#### [Rows]
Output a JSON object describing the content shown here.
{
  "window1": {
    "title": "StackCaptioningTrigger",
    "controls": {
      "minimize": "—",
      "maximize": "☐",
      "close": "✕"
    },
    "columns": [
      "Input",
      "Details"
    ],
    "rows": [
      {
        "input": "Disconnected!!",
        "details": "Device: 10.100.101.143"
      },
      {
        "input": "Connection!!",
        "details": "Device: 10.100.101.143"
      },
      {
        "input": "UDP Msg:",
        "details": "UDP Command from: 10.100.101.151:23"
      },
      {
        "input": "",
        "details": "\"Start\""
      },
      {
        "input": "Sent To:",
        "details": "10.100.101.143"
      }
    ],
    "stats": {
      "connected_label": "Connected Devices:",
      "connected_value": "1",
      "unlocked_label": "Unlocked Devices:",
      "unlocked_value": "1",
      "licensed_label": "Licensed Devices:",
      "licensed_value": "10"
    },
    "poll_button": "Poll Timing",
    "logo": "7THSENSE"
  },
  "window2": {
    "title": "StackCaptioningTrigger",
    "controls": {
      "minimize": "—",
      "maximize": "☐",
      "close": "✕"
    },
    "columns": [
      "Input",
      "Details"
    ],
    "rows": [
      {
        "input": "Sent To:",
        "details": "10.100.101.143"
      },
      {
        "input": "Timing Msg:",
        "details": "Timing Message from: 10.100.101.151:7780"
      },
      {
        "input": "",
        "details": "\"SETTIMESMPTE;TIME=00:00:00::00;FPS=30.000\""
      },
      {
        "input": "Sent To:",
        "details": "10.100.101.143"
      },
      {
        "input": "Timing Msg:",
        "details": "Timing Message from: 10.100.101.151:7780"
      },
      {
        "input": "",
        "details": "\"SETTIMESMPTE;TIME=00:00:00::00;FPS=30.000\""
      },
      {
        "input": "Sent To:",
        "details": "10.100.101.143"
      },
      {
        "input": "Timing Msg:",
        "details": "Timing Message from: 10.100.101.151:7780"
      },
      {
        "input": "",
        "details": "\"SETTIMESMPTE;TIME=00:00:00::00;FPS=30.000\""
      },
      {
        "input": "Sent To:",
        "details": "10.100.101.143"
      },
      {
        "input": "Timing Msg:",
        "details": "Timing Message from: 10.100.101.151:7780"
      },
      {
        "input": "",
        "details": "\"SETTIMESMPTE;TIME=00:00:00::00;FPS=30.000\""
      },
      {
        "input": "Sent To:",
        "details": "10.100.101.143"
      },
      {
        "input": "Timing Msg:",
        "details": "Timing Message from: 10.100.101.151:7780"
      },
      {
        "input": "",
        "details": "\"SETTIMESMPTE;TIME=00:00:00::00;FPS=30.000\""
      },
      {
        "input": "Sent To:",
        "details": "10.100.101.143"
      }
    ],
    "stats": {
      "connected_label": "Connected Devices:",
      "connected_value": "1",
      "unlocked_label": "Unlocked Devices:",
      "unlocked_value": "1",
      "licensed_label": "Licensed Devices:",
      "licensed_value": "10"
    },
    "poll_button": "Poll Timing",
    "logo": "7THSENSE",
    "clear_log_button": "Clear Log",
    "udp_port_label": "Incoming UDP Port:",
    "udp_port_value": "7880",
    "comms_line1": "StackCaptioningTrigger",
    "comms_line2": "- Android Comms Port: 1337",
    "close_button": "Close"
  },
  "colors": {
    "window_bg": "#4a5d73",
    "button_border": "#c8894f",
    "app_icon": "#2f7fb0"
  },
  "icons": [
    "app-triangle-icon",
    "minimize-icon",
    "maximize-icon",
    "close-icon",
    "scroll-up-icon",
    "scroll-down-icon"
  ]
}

#### [Task details]
Reproduce each entry from the records above, character for character.

#### [Exercise answer]
Output a JSON object describing the content shown here.
{
  "window1": {
    "title": "StackCaptioningTrigger",
    "controls": {
      "minimize": "—",
      "maximize": "☐",
      "close": "✕"
    },
    "columns": [
      "Input",
      "Details"
    ],
    "rows": [
      {
        "input": "Disconnected!!",
        "details": "Device: 10.100.101.143"
      },
      {
        "input": "Connection!!",
        "details": "Device: 10.100.101.143"
      },
      {
        "input": "UDP Msg:",
        "details": "UDP Command from: 10.100.101.151:23"
      },
      {
        "input": "",
        "details": "\"Start\""
      },
      {
        "input": "Sent To:",
        "details": "10.100.101.143"
      }
    ],
    "stats": {
      "connected_label": "Connected Devices:",
      "connected_value": "1",
      "unlocked_label": "Unlocked Devices:",
      "unlocked_value": "1",
      "licensed_label": "Licensed Devices:",
      "licensed_value": "10"
    },
    "poll_button": "Poll Timing",
    "logo": "7THSENSE"
  },
  "window2": {
    "title": "StackCaptioningTrigger",
    "controls": {
      "minimize": "—",
      "maximize": "☐",
      "close": "✕"
    },
    "columns": [
      "Input",
      "Details"
    ],
    "rows": [
      {
        "input": "Sent To:",
        "details": "10.100.101.143"
      },
      {
        "input": "Timing Msg:",
        "details": "Timing Message from: 10.100.101.151:7780"
      },
      {
        "input": "",
        "details": "\"SETTIMESMPTE;TIME=00:00:00::00;FPS=30.000\""
      },
      {
        "input": "Sent To:",
        "details": "10.100.101.143"
      },
      {
        "input": "Timing Msg:",
        "details": "Timing Message from: 10.100.101.151:7780"
      },
      {
        "input": "",
        "details": "\"SETTIMESMPTE;TIME=00:00:00::00;FPS=30.000\""
      },
      {
        "input": "Sent To:",
        "details": "10.100.101.143"
      },
      {
        "input": "Timing Msg:",
        "details": "Timing Message from: 10.100.101.151:7780"
      },
      {
        "input": "",
        "details": "\"SETTIMESMPTE;TIME=00:00:00::00;FPS=30.000\""
      },
      {
        "input": "Sent To:",
        "details": "10.100.101.143"
      },
      {
        "input": "Timing Msg:",
        "details": "Timing Message from: 10.100.101.151:7780"
      },
      {
        "input": "",
        "details": "\"SETTIMESMPTE;TIME=00:00:00::00;FPS=30.000\""
      },
      {
        "input": "Sent To:",
        "details": "10.100.101.143"
      },
      {
        "input": "Timing Msg:",
        "details": "Timing Message from: 10.100.101.151:7780"
      },
      {
        "input": "",
        "details": "\"SETTIMESMPTE;TIME=00:00:00::00;FPS=30.000\""
      },
      {
        "input": "Sent To:",
        "details": "10.100.101.143"
      }
    ],
    "stats": {
      "connected_label": "Connected Devices:",
      "connected_value": "1",
      "unlocked_label": "Unlocked Devices:",
      "unlocked_value": "1",
      "licensed_label": "Licensed Devices:",
      "licensed_value": "10"
    },
    "poll_button": "Poll Timing",
    "logo": "7THSENSE",
    "clear_log_button": "Clear Log",
    "udp_port_label": "Incoming UDP Port:",
    "udp_port_value": "7880",
    "comms_line1": "StackCaptioningTrigger",
    "comms_line2": "- Android Comms Port: 1337",
    "close_button": "Close"
  },
  "colors": {
    "window_bg": "#4a5d73",
    "button_border": "#c8894f",
    "app_icon": "#2f7fb0"
  },
  "icons": [
    "app-triangle-icon",
    "minimize-icon",
    "maximize-icon",
    "close-icon",
    "scroll-up-icon",
    "scroll-down-icon"
  ]
}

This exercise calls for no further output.